Kutipan Teks:
ASURANSI SEBAGAI ALTERNATIF MITIGASI RISIKO PEKERJAAN KONSTRUKSI
Oleh SITI YUNIARTI (Februari 2016)
Mengutip data Indikator Konstruksi Triwulan III 2015 publikasi Badan Pusat Statistik Indonesia, selama periode 2014 – 2015 triwulan III, secara umum kondisi dan prospek bisnis mayoritas pengusaha pada kemajuan sektor kontruksi lebih optimis. Hal itu tercermin dari adanya kenaikan nilai indeksi kondisi prospek bisnis sebesar 61,76 pada triwulan III di tahun 2014, sedangkan pada triwulan III tahun 2015 prospek bisnis adalah 58,60. Seyogianya peningkatan prospek bisnis pekerjaan konstruksi tersebut dibarengi dengan peningkatan asuransi pekerjaan konstruksi. Mengapa demikian?

Arahan Singkat 1: Tolong tuliskan ulang entri mulai dari baris yang memuat "table-cell[interactable] [1023, 477, 1176, 505]" dan berakhir pada baris yang memuat "table-cell[interactable] [1176, 337, 1340, 365]", kedua baris itu ikut disertakan, tanpa mengubah apa pun.

Data yang Ditampilkan:
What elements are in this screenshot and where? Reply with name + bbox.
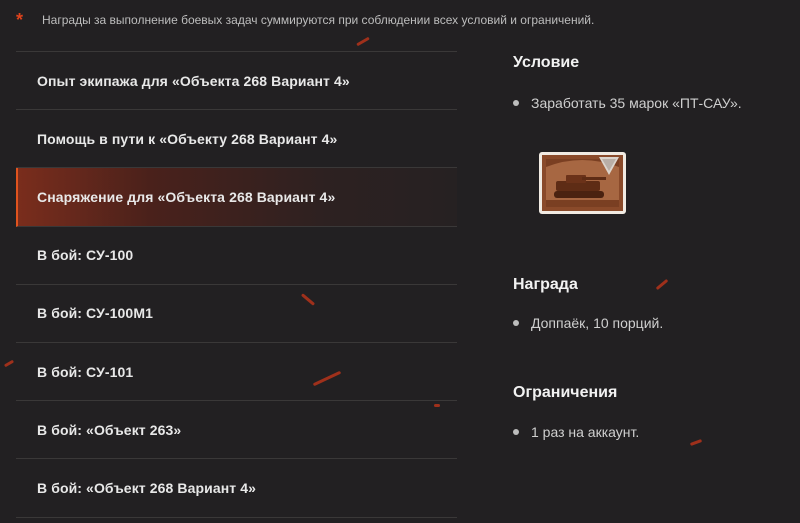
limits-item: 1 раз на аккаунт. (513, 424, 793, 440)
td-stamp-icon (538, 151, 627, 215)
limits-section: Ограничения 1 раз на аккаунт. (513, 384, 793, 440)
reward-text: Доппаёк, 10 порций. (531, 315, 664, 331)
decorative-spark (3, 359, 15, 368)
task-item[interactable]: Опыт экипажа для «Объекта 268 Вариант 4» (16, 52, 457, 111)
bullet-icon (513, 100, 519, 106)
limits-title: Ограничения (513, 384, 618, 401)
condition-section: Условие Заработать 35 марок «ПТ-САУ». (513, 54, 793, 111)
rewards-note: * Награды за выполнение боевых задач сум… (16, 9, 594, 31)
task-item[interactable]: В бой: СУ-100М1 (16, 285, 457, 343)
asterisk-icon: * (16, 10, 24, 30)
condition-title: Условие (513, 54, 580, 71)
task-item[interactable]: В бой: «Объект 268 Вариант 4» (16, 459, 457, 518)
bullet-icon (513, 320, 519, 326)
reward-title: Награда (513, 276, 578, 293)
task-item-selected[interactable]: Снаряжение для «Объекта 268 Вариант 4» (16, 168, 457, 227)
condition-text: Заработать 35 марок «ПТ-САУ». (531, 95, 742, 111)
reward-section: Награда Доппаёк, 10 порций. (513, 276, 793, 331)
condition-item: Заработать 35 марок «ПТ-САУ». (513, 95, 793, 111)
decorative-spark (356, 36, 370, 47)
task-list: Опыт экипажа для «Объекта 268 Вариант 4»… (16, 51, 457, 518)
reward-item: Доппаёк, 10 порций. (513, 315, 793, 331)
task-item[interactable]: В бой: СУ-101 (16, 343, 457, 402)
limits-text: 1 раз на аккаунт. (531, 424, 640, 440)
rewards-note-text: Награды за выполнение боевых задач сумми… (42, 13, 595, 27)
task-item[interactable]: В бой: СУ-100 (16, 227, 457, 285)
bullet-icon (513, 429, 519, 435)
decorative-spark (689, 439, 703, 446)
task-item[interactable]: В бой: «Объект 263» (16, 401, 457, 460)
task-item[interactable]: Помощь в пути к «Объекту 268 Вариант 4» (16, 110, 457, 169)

==

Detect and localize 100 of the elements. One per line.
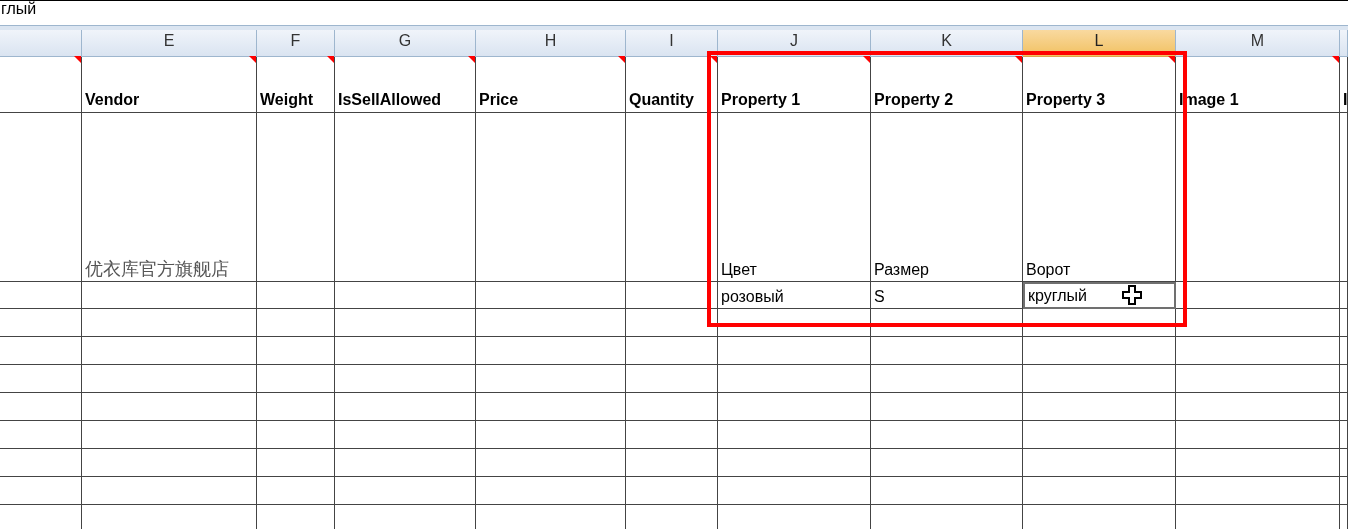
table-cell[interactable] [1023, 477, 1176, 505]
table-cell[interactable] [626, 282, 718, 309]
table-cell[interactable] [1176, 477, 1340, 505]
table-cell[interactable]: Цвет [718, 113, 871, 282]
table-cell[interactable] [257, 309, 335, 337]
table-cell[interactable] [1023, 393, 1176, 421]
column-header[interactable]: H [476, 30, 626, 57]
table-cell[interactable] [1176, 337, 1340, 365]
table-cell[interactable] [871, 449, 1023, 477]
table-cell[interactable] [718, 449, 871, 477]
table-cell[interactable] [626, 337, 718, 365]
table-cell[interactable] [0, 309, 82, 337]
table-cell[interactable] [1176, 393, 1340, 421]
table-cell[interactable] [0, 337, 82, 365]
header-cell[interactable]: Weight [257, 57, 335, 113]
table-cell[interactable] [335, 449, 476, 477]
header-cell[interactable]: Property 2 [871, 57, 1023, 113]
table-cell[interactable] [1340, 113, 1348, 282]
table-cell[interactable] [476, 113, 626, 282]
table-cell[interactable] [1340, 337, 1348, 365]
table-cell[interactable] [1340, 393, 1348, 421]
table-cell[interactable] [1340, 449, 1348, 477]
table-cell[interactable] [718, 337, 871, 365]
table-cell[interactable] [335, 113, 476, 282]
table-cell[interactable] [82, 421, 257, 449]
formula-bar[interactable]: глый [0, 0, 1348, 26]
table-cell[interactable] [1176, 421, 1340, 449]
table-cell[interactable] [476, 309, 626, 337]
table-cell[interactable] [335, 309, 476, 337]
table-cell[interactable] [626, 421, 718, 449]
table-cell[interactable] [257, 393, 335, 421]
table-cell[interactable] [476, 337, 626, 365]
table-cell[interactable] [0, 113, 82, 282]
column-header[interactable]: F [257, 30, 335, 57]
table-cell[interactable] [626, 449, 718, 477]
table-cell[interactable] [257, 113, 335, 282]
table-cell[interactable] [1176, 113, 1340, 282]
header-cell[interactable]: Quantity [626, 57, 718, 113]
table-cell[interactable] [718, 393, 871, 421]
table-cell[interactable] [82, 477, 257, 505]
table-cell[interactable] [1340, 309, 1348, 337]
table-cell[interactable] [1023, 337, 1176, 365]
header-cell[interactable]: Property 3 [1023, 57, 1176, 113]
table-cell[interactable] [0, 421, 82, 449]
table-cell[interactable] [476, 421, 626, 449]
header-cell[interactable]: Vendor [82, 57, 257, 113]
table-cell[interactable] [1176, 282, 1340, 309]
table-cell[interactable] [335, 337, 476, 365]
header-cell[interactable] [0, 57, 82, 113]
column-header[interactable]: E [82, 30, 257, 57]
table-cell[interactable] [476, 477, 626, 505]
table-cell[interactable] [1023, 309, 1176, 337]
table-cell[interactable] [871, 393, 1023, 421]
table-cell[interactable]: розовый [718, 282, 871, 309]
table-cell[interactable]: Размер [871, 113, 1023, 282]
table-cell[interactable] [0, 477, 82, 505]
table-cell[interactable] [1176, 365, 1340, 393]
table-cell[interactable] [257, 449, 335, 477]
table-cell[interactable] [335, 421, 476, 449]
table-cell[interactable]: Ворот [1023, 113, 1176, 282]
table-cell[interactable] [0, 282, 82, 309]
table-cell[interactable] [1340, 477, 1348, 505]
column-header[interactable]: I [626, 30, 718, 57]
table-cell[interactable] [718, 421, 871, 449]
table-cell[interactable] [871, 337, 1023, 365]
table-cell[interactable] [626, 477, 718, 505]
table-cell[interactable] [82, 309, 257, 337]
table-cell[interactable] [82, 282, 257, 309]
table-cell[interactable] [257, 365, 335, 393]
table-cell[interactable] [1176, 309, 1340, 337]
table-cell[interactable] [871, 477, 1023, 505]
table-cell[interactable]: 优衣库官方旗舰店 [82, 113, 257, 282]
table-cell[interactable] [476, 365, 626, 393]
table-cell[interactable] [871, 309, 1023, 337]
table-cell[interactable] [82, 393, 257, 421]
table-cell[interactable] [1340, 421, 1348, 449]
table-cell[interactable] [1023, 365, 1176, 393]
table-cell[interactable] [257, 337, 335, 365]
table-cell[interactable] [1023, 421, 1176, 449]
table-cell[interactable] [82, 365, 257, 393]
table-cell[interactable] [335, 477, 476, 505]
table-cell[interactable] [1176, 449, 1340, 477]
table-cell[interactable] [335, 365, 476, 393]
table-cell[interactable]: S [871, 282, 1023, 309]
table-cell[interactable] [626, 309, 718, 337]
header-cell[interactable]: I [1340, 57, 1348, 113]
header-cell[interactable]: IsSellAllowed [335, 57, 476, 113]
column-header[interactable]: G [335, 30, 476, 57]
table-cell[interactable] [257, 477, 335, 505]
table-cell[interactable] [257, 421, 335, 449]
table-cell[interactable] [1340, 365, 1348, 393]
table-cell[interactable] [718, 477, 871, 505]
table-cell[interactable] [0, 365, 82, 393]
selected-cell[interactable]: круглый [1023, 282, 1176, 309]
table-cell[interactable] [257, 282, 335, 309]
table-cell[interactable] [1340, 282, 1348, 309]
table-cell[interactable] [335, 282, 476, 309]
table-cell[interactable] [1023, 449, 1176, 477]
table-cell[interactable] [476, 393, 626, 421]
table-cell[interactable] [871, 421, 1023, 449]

Arahan Singkat 2: Tentukan apakah setiap pernyataan berikut sesuai dengan kutipan tentang asuransi konstruksi: (a) tulisan itu dibuat oleh Siti Yuniarti pada Februari 2016; (b) data yang dikutip berasal dari publikasi Bank Indonesia; (c) tulisan itu menyatakan bahwa peningkatan prospek bisnis konstruksi seyogianya diiringi peningkatan asuransi pekerjaan konstruksi. Jawab ya atau tidak untuk masing-masing, disertai kata-kata penentu dari kutipan itu.

Hasil Latihan 1:
table-cell[interactable] [1023, 477, 1176, 505]
table-cell[interactable] [626, 282, 718, 309]
table-cell[interactable] [1176, 477, 1340, 505]
table-cell[interactable]: Цвет [718, 113, 871, 282]
table-cell[interactable] [257, 309, 335, 337]
table-cell[interactable] [1023, 393, 1176, 421]
column-header[interactable]: H [476, 30, 626, 57]
table-cell[interactable] [1176, 337, 1340, 365]

Hasil Latihan 2:
(a) Ya: "Oleh SITI YUNIARTI (Februari 2016)".
(b) Tidak: "publikasi Badan Pusat Statistik Indonesia".
(c) Ya: "Seyogianya peningkatan prospek bisnis pekerjaan konstruksi tersebut dibarengi dengan peningkatan asuransi pekerjaan konstruksi".